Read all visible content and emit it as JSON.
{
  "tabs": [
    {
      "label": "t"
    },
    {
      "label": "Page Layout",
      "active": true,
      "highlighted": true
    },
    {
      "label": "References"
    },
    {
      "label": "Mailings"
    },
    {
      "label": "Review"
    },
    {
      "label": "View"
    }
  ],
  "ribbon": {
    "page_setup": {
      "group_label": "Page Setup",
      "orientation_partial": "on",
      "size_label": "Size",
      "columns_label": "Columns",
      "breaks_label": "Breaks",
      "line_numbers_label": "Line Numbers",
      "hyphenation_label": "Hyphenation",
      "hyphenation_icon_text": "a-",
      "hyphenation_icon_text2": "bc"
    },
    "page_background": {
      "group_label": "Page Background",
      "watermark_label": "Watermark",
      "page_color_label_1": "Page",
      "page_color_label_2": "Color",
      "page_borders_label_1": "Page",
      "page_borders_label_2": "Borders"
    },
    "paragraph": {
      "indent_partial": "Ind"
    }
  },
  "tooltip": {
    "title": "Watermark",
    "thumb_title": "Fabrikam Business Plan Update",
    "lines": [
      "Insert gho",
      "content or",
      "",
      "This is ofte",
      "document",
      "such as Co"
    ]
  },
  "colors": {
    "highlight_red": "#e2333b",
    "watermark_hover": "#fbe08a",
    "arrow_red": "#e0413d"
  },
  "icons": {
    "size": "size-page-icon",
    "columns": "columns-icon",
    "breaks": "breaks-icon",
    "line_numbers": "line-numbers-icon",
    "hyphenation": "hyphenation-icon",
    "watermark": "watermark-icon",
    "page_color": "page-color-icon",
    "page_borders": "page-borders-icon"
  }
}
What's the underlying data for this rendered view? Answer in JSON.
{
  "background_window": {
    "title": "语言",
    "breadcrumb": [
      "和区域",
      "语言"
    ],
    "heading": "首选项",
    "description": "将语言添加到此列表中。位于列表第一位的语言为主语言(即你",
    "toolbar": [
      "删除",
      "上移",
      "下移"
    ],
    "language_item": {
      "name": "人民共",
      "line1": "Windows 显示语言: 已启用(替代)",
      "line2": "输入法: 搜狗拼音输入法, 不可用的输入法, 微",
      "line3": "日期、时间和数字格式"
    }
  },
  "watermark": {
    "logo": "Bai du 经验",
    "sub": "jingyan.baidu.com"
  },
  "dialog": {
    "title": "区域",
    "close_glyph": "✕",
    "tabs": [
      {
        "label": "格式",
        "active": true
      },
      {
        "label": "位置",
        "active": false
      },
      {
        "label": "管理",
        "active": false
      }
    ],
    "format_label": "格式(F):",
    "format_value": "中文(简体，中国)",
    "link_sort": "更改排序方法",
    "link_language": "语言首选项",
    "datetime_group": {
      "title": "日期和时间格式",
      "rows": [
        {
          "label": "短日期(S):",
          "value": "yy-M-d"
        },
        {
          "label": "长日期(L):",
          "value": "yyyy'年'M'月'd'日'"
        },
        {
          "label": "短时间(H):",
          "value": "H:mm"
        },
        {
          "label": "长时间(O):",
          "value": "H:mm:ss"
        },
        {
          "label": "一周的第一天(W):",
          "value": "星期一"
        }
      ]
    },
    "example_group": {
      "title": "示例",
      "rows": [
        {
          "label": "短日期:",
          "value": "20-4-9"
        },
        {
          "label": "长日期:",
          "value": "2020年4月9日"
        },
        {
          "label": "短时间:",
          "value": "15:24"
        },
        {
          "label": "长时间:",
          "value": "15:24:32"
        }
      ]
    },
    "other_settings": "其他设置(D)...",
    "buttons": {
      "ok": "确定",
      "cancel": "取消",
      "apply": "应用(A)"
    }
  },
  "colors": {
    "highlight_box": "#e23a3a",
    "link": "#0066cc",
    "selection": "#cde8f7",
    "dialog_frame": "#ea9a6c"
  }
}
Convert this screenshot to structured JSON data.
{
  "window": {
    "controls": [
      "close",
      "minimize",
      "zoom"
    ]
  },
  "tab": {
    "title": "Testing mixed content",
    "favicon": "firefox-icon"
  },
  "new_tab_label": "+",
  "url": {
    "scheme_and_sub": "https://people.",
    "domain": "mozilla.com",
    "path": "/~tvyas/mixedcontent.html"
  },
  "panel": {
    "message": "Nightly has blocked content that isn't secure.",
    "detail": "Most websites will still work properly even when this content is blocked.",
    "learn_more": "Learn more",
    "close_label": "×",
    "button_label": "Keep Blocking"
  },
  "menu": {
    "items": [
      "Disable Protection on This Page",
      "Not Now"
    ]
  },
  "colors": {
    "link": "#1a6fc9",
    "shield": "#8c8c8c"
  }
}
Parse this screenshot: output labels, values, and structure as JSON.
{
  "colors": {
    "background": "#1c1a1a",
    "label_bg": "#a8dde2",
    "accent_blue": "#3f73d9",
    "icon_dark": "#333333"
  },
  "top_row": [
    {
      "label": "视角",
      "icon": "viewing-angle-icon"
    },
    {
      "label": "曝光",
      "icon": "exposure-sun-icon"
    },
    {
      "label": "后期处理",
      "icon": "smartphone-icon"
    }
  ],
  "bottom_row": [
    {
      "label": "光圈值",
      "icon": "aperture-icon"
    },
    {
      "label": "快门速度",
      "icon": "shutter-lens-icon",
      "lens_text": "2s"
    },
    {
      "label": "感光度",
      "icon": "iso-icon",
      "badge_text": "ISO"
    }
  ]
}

▶ What you have to do
In the listing above, find the lines holding the word "data" and copy them.

▶ Output of the exercise
What's the underlying data for this rendered view? Answer in JSON.
Convert this screenshot to structured JSON data.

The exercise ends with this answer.